* THE REQUEST
Below is a block of records. Copy every line in it that contains the word "JSON".

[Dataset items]

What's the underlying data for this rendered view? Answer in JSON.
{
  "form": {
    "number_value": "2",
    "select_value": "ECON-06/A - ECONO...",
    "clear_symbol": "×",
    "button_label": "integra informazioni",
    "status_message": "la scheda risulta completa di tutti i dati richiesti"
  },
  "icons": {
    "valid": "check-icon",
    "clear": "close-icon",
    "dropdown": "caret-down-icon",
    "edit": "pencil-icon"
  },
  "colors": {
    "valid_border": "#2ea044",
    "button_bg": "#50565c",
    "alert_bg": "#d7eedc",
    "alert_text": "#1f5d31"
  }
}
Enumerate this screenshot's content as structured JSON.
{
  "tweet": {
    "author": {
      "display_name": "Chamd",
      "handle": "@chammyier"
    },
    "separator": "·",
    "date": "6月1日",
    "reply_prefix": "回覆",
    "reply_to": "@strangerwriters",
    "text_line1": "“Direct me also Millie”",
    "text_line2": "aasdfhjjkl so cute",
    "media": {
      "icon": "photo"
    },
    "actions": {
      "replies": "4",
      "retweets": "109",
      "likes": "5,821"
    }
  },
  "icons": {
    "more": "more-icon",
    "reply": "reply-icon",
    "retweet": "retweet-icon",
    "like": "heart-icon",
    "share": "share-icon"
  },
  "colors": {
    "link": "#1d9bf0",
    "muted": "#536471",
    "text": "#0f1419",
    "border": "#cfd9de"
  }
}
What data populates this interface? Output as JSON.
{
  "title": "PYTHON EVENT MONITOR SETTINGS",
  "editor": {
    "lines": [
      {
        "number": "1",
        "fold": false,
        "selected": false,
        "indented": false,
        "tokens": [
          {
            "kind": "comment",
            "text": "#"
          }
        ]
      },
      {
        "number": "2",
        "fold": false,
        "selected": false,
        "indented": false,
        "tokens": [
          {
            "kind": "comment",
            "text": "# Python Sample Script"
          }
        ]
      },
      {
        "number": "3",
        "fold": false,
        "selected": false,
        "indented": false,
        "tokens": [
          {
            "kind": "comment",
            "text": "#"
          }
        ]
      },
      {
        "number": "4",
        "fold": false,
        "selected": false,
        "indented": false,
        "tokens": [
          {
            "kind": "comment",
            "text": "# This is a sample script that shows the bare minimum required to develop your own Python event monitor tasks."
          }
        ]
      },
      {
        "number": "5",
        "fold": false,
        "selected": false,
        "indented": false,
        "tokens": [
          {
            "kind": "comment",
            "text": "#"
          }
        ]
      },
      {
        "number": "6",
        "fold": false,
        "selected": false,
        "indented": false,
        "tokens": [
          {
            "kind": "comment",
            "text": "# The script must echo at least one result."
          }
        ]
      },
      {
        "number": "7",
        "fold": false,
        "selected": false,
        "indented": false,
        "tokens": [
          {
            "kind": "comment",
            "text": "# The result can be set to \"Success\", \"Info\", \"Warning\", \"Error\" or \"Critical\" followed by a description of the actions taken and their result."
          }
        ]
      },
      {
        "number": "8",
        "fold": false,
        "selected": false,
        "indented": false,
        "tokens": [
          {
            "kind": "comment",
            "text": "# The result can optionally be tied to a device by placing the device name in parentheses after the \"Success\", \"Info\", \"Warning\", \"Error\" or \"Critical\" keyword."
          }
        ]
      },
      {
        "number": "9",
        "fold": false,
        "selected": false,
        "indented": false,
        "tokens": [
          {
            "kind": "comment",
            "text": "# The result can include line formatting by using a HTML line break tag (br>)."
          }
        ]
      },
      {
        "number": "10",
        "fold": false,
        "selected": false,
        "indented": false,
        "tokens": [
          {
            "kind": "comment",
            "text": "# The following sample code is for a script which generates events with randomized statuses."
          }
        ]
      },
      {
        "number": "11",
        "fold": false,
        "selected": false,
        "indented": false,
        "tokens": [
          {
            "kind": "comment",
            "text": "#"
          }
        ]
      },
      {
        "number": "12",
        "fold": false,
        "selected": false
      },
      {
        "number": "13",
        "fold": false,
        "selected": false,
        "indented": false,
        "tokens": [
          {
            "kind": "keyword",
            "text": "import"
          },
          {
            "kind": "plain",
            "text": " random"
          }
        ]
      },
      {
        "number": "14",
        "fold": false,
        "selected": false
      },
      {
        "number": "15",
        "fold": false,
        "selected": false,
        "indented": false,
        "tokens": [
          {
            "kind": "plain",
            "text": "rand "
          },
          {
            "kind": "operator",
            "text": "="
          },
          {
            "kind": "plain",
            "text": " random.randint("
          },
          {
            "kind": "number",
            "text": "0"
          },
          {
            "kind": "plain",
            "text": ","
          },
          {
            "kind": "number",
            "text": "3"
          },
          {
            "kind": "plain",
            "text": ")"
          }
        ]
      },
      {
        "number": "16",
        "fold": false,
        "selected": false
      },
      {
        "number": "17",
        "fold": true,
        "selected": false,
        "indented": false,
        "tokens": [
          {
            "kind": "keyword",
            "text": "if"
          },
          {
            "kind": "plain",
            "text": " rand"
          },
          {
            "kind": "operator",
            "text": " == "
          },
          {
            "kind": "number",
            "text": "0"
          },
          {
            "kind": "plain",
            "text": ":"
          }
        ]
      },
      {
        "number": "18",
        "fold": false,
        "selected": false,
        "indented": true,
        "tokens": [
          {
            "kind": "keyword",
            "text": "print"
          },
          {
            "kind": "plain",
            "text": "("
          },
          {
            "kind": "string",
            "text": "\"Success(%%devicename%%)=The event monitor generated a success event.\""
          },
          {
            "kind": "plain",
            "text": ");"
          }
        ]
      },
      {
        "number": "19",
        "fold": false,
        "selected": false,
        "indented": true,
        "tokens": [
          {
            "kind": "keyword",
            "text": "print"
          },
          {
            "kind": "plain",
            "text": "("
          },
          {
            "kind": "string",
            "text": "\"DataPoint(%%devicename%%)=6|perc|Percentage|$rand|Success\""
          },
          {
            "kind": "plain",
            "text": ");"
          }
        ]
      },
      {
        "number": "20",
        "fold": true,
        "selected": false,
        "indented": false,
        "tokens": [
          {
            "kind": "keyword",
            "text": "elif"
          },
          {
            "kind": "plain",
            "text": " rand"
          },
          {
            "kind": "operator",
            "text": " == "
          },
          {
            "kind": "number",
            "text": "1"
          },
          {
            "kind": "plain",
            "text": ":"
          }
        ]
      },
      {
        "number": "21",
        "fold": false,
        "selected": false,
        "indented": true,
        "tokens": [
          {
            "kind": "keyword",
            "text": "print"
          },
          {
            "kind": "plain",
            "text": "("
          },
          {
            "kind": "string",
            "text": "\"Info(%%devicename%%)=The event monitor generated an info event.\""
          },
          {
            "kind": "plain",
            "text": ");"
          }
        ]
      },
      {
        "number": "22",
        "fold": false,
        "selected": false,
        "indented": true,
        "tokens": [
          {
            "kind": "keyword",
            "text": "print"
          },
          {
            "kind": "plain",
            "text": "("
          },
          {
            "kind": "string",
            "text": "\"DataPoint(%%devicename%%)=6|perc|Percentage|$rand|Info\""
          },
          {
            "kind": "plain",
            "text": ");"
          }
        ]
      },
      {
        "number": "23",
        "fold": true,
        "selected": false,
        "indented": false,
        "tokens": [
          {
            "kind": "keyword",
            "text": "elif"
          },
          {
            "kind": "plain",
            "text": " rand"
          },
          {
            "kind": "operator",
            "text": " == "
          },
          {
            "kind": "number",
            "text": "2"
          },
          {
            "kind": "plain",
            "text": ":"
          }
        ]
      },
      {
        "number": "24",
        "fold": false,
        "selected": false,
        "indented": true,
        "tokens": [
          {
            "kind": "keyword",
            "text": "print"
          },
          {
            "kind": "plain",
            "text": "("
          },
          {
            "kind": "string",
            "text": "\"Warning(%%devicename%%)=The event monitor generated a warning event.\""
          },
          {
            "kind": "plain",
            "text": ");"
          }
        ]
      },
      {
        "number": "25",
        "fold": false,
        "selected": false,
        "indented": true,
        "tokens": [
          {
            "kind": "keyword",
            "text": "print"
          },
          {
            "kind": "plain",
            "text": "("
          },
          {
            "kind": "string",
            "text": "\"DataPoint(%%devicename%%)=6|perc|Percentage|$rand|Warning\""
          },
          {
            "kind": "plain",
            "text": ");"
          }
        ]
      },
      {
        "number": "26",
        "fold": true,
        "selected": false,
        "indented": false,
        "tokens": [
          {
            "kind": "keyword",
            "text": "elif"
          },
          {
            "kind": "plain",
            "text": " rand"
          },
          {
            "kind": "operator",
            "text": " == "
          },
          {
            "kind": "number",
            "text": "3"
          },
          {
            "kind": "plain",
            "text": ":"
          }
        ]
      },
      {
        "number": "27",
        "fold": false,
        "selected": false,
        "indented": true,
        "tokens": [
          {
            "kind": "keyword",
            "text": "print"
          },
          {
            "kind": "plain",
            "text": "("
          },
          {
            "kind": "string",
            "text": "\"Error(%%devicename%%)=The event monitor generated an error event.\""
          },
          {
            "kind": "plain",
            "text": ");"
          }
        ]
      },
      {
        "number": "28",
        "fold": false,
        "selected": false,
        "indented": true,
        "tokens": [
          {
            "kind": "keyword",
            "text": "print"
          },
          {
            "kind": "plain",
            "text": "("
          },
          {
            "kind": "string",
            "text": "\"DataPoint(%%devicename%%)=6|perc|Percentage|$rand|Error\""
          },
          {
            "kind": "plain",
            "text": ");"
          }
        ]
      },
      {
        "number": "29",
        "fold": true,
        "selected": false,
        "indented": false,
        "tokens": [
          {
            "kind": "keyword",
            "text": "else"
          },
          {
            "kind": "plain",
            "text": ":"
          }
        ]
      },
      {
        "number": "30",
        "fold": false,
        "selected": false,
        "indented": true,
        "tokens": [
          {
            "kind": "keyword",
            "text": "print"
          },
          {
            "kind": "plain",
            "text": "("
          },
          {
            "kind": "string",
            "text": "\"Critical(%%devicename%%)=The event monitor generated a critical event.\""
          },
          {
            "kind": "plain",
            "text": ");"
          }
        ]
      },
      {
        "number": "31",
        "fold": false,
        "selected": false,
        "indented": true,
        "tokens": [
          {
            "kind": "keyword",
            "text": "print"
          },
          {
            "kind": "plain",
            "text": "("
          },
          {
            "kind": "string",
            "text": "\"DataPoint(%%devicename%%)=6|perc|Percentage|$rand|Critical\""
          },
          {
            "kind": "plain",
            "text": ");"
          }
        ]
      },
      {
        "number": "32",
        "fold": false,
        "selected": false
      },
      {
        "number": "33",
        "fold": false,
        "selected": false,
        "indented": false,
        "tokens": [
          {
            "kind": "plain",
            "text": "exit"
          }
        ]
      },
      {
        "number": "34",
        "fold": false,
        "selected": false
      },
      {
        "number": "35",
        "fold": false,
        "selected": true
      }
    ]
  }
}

* FULL ANSWER
What's the underlying data for this rendered view? Answer in JSON.
Enumerate this screenshot's content as structured JSON.
What data populates this interface? Output as JSON.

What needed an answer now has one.